Lines containing the word "began" should be extracted in full.
· · ·
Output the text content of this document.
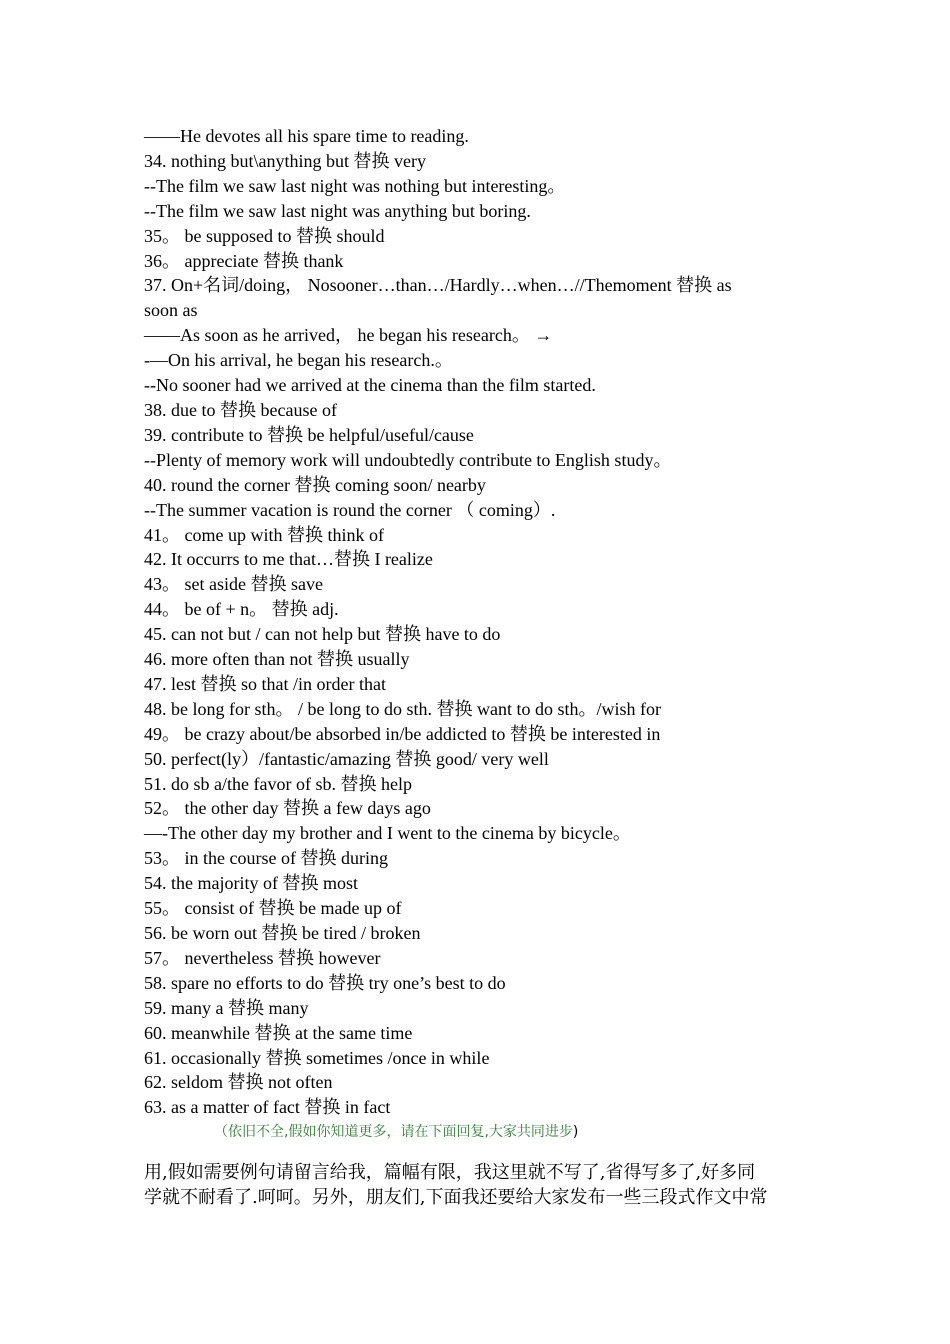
——He devotes all his spare time to reading.
34. nothing but\anything but 替换 very
--The film we saw last night was nothing but interesting。
--The film we saw last night was anything but boring.
35。 be supposed to 替换 should
36。 appreciate 替换 thank
37. On+名词/doing， Nosooner…than…/Hardly…when…//Themoment 替换 as
soon as
——As soon as he arrived， he began his research。 →
-—On his arrival, he began his research.。
--No sooner had we arrived at the cinema than the film started.
38. due to 替换 because of
39. contribute to 替换 be helpful/useful/cause
--Plenty of memory work will undoubtedly contribute to English study。
40. round the corner 替换 coming soon/ nearby
--The summer vacation is round the corner （ coming）.
41。 come up with 替换 think of
42. It occurrs to me that…替换 I realize
43。 set aside 替换 save
44。 be of + n。 替换 adj.
45. can not but / can not help but 替换 have to do
46. more often than not 替换 usually
47. lest 替换 so that /in order that
48. be long for sth。 / be long to do sth. 替换 want to do sth。/wish for
49。 be crazy about/be absorbed in/be addicted to 替换 be interested in
50. perfect(ly）/fantastic/amazing 替换 good/ very well
51. do sb a/the favor of sb. 替换 help
52。 the other day 替换 a few days ago
—-The other day my brother and I went to the cinema by bicycle。
53。 in the course of 替换 during
54. the majority of 替换 most
55。 consist of 替换 be made up of
56. be worn out 替换 be tired / broken
57。 nevertheless 替换 however
58. spare no efforts to do 替换 try one’s best to do
59. many a 替换 many
60. meanwhile 替换 at the same time
61. occasionally 替换 sometimes /once in while
62. seldom 替换 not often
63. as a matter of fact 替换 in fact
（依旧不全,假如你知道更多，请在下面回复,大家共同进步)
用,假如需要例句请留言给我，篇幅有限，我这里就不写了,省得写多了,好多同
学就不耐看了.呵呵。另外，朋友们,下面我还要给大家发布一些三段式作文中常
· · ·
• [Solution below]:
——As soon as he arrived， he began his research。 →
-—On his arrival, he began his research.。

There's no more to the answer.